| Exercise |
Set down each entry exactly as given; pictures should not appear in the copy.

Extracted data entries
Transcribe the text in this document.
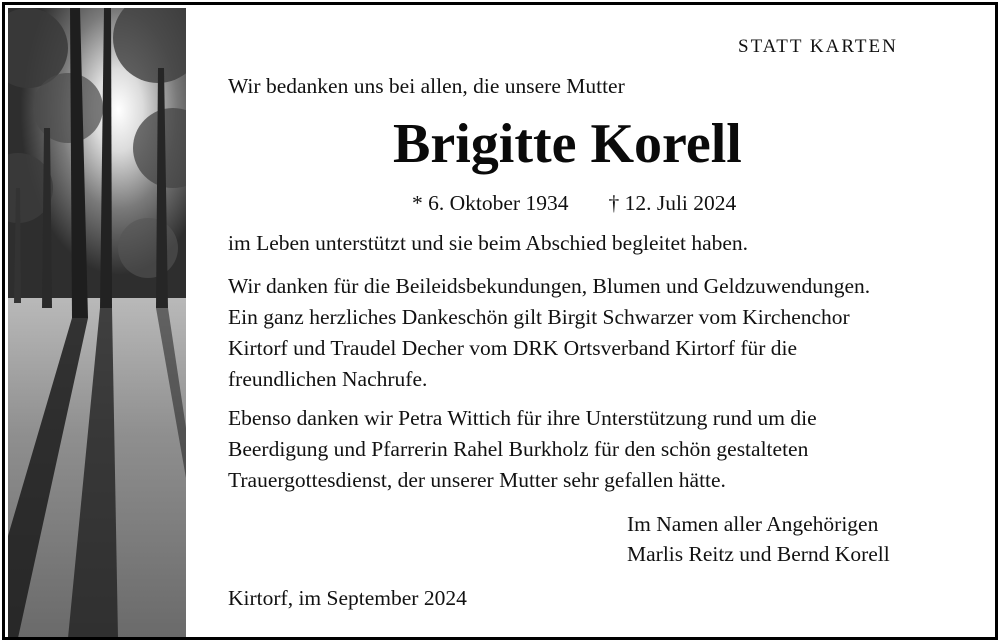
STATT KARTEN
Wir bedanken uns bei allen, die unsere Mutter
Brigitte Korell
* 6. Oktober 1934 † 12. Juli 2024
im Leben unterstützt und sie beim Abschied begleitet haben.
Wir danken für die Beileidsbekundungen, Blumen und Geldzuwendungen.
Ein ganz herzliches Dankeschön gilt Birgit Schwarzer vom Kirchenchor
Kirtorf und Traudel Decher vom DRK Ortsverband Kirtorf für die
freundlichen Nachrufe.
Ebenso danken wir Petra Wittich für ihre Unterstützung rund um die
Beerdigung und Pfarrerin Rahel Burkholz für den schön gestalteten
Trauergottesdienst, der unserer Mutter sehr gefallen hätte.
Im Namen aller Angehörigen
Marlis Reitz und Bernd Korell
Kirtorf, im September 2024
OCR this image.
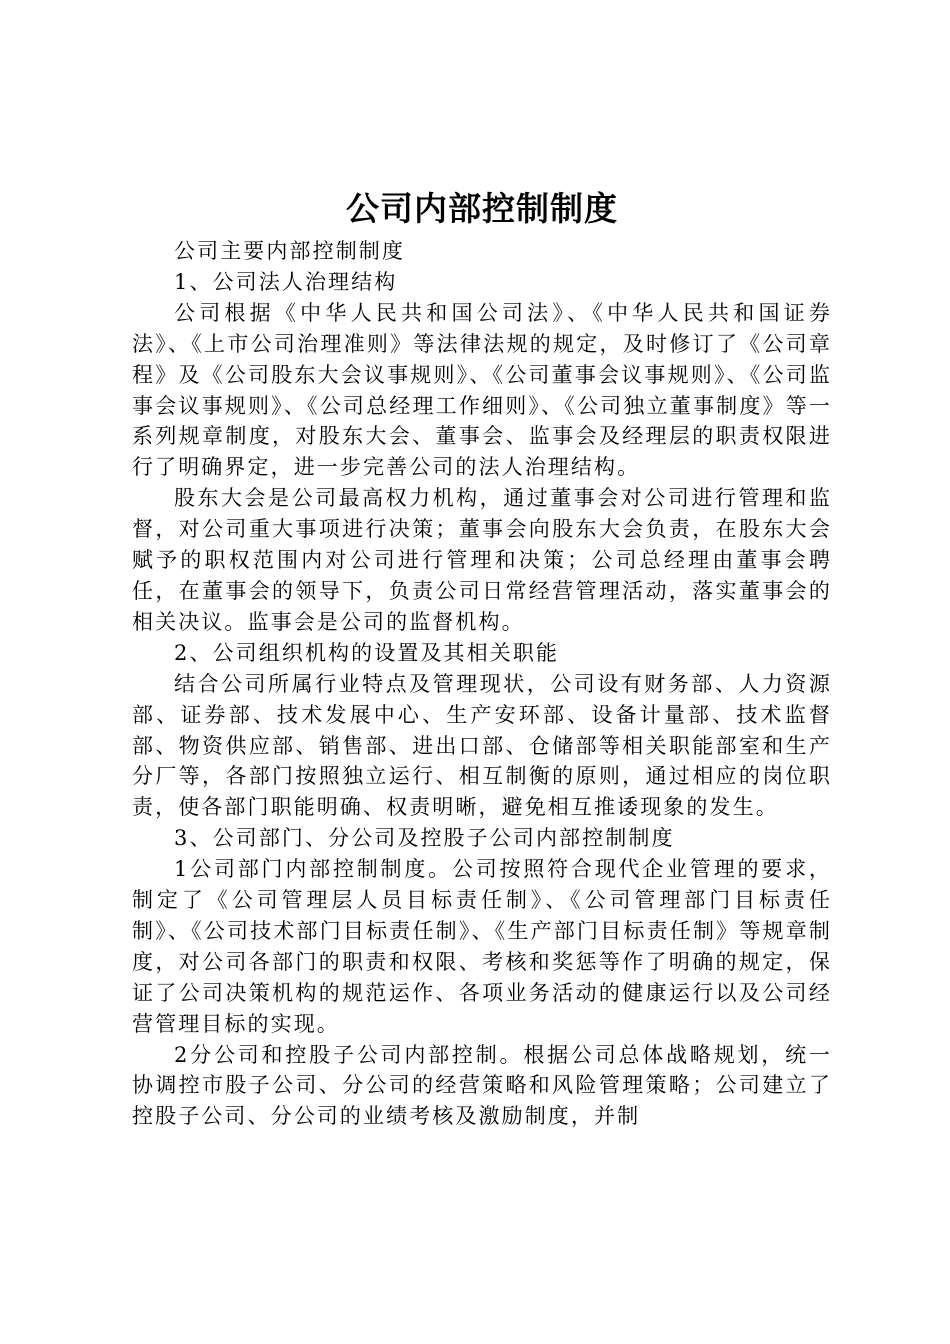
公司内部控制制度

公司主要内部控制制度

1、公司法人治理结构

公司根据《中华人民共和国公司法》、《中华人民共和国证券法》、《上市公司治理准则》等法律法规的规定，及时修订了《公司章程》及《公司股东大会议事规则》、《公司董事会议事规则》、《公司监事会议事规则》、《公司总经理工作细则》、《公司独立董事制度》等一系列规章制度，对股东大会、董事会、监事会及经理层的职责权限进行了明确界定，进一步完善公司的法人治理结构。

股东大会是公司最高权力机构，通过董事会对公司进行管理和监督，对公司重大事项进行决策；董事会向股东大会负责，在股东大会赋予的职权范围内对公司进行管理和决策；公司总经理由董事会聘任，在董事会的领导下，负责公司日常经营管理活动，落实董事会的相关决议。监事会是公司的监督机构。

2、公司组织机构的设置及其相关职能

结合公司所属行业特点及管理现状，公司设有财务部、人力资源部、证券部、技术发展中心、生产安环部、设备计量部、技术监督部、物资供应部、销售部、进出口部、仓储部等相关职能部室和生产分厂等，各部门按照独立运行、相互制衡的原则，通过相应的岗位职责，使各部门职能明确、权责明晰，避免相互推诿现象的发生。

3、公司部门、分公司及控股子公司内部控制制度

1公司部门内部控制制度。公司按照符合现代企业管理的要求，制定了《公司管理层人员目标责任制》、《公司管理部门目标责任制》、《公司技术部门目标责任制》、《生产部门目标责任制》等规章制度，对公司各部门的职责和权限、考核和奖惩等作了明确的规定，保证了公司决策机构的规范运作、各项业务活动的健康运行以及公司经营管理目标的实现。

2分公司和控股子公司内部控制。根据公司总体战略规划，统一协调控市股子公司、分公司的经营策略和风险管理策略；公司建立了控股子公司、分公司的业绩考核及激励制度，并制
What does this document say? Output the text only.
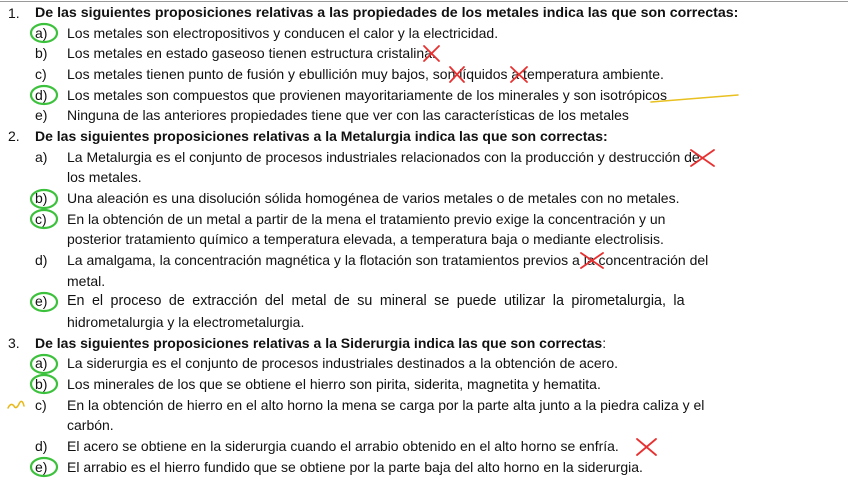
1. De las siguientes proposiciones relativas a las propiedades de los metales indica las que son correctas:
a) Los metales son electropositivos y conducen el calor y la electricidad.
b) Los metales en estado gaseoso tienen estructura cristalina.
c) Los metales tienen punto de fusión y ebullición muy bajos, son líquidos a temperatura ambiente.
d) Los metales son compuestos que provienen mayoritariamente de los minerales y son isotrópicos
e) Ninguna de las anteriores propiedades tiene que ver con las características de los metales
2. De las siguientes proposiciones relativas a la Metalurgia indica las que son correctas:
a) La Metalurgia es el conjunto de procesos industriales relacionados con la producción y destrucción de
los metales.
b) Una aleación es una disolución sólida homogénea de varios metales o de metales con no metales.
c) En la obtención de un metal a partir de la mena el tratamiento previo exige la concentración y un
posterior tratamiento químico a temperatura elevada, a temperatura baja o mediante electrolisis.
d) La amalgama, la concentración magnética y la flotación son tratamientos previos a la concentración del
metal.
e) En el proceso de extracción del metal de su mineral se puede utilizar la pirometalurgia, la
hidrometalurgia y la electrometalurgia.
3. De las siguientes proposiciones relativas a la Siderurgia indica las que son correctas:
a) La siderurgia es el conjunto de procesos industriales destinados a la obtención de acero.
b) Los minerales de los que se obtiene el hierro son pirita, siderita, magnetita y hematita.
c) En la obtención de hierro en el alto horno la mena se carga por la parte alta junto a la piedra caliza y el
carbón.
d) El acero se obtiene en la siderurgia cuando el arrabio obtenido en el alto horno se enfría.
e) El arrabio es el hierro fundido que se obtiene por la parte baja del alto horno en la siderurgia.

| Output of the task |
Transcribe the text in this document.
STATT KARTEN
Wir bedanken uns bei allen, die unsere Mutter
Brigitte Korell
* 6. Oktober 1934 † 12. Juli 2024
im Leben unterstützt und sie beim Abschied begleitet haben.
Wir danken für die Beileidsbekundungen, Blumen und Geldzuwendungen.
Ein ganz herzliches Dankeschön gilt Birgit Schwarzer vom Kirchenchor
Kirtorf und Traudel Decher vom DRK Ortsverband Kirtorf für die
freundlichen Nachrufe.
Ebenso danken wir Petra Wittich für ihre Unterstützung rund um die
Beerdigung und Pfarrerin Rahel Burkholz für den schön gestalteten
Trauergottesdienst, der unserer Mutter sehr gefallen hätte.
Im Namen aller Angehörigen
Marlis Reitz und Bernd Korell
Kirtorf, im September 2024
OCR this image.
公司内部控制制度

公司主要内部控制制度

1、公司法人治理结构

公司根据《中华人民共和国公司法》、《中华人民共和国证券法》、《上市公司治理准则》等法律法规的规定，及时修订了《公司章程》及《公司股东大会议事规则》、《公司董事会议事规则》、《公司监事会议事规则》、《公司总经理工作细则》、《公司独立董事制度》等一系列规章制度，对股东大会、董事会、监事会及经理层的职责权限进行了明确界定，进一步完善公司的法人治理结构。

股东大会是公司最高权力机构，通过董事会对公司进行管理和监督，对公司重大事项进行决策；董事会向股东大会负责，在股东大会赋予的职权范围内对公司进行管理和决策；公司总经理由董事会聘任，在董事会的领导下，负责公司日常经营管理活动，落实董事会的相关决议。监事会是公司的监督机构。

2、公司组织机构的设置及其相关职能

结合公司所属行业特点及管理现状，公司设有财务部、人力资源部、证券部、技术发展中心、生产安环部、设备计量部、技术监督部、物资供应部、销售部、进出口部、仓储部等相关职能部室和生产分厂等，各部门按照独立运行、相互制衡的原则，通过相应的岗位职责，使各部门职能明确、权责明晰，避免相互推诿现象的发生。

3、公司部门、分公司及控股子公司内部控制制度

1公司部门内部控制制度。公司按照符合现代企业管理的要求，制定了《公司管理层人员目标责任制》、《公司管理部门目标责任制》、《公司技术部门目标责任制》、《生产部门目标责任制》等规章制度，对公司各部门的职责和权限、考核和奖惩等作了明确的规定，保证了公司决策机构的规范运作、各项业务活动的健康运行以及公司经营管理目标的实现。

2分公司和控股子公司内部控制。根据公司总体战略规划，统一协调控市股子公司、分公司的经营策略和风险管理策略；公司建立了控股子公司、分公司的业绩考核及激励制度，并制
What does this document say? Output the text only.
1. De las siguientes proposiciones relativas a las propiedades de los metales indica las que son correctas:
a) Los metales son electropositivos y conducen el calor y la electricidad.
b) Los metales en estado gaseoso tienen estructura cristalina.
c) Los metales tienen punto de fusión y ebullición muy bajos, son líquidos a temperatura ambiente.
d) Los metales son compuestos que provienen mayoritariamente de los minerales y son isotrópicos
e) Ninguna de las anteriores propiedades tiene que ver con las características de los metales
2. De las siguientes proposiciones relativas a la Metalurgia indica las que son correctas:
a) La Metalurgia es el conjunto de procesos industriales relacionados con la producción y destrucción de
los metales.
b) Una aleación es una disolución sólida homogénea de varios metales o de metales con no metales.
c) En la obtención de un metal a partir de la mena el tratamiento previo exige la concentración y un
posterior tratamiento químico a temperatura elevada, a temperatura baja o mediante electrolisis.
d) La amalgama, la concentración magnética y la flotación son tratamientos previos a la concentración del
metal.
e) En el proceso de extracción del metal de su mineral se puede utilizar la pirometalurgia, la
hidrometalurgia y la electrometalurgia.
3. De las siguientes proposiciones relativas a la Siderurgia indica las que son correctas:
a) La siderurgia es el conjunto de procesos industriales destinados a la obtención de acero.
b) Los minerales de los que se obtiene el hierro son pirita, siderita, magnetita y hematita.
c) En la obtención de hierro en el alto horno la mena se carga por la parte alta junto a la piedra caliza y el
carbón.
d) El acero se obtiene en la siderurgia cuando el arrabio obtenido en el alto horno se enfría.
e) El arrabio es el hierro fundido que se obtiene por la parte baja del alto horno en la siderurgia.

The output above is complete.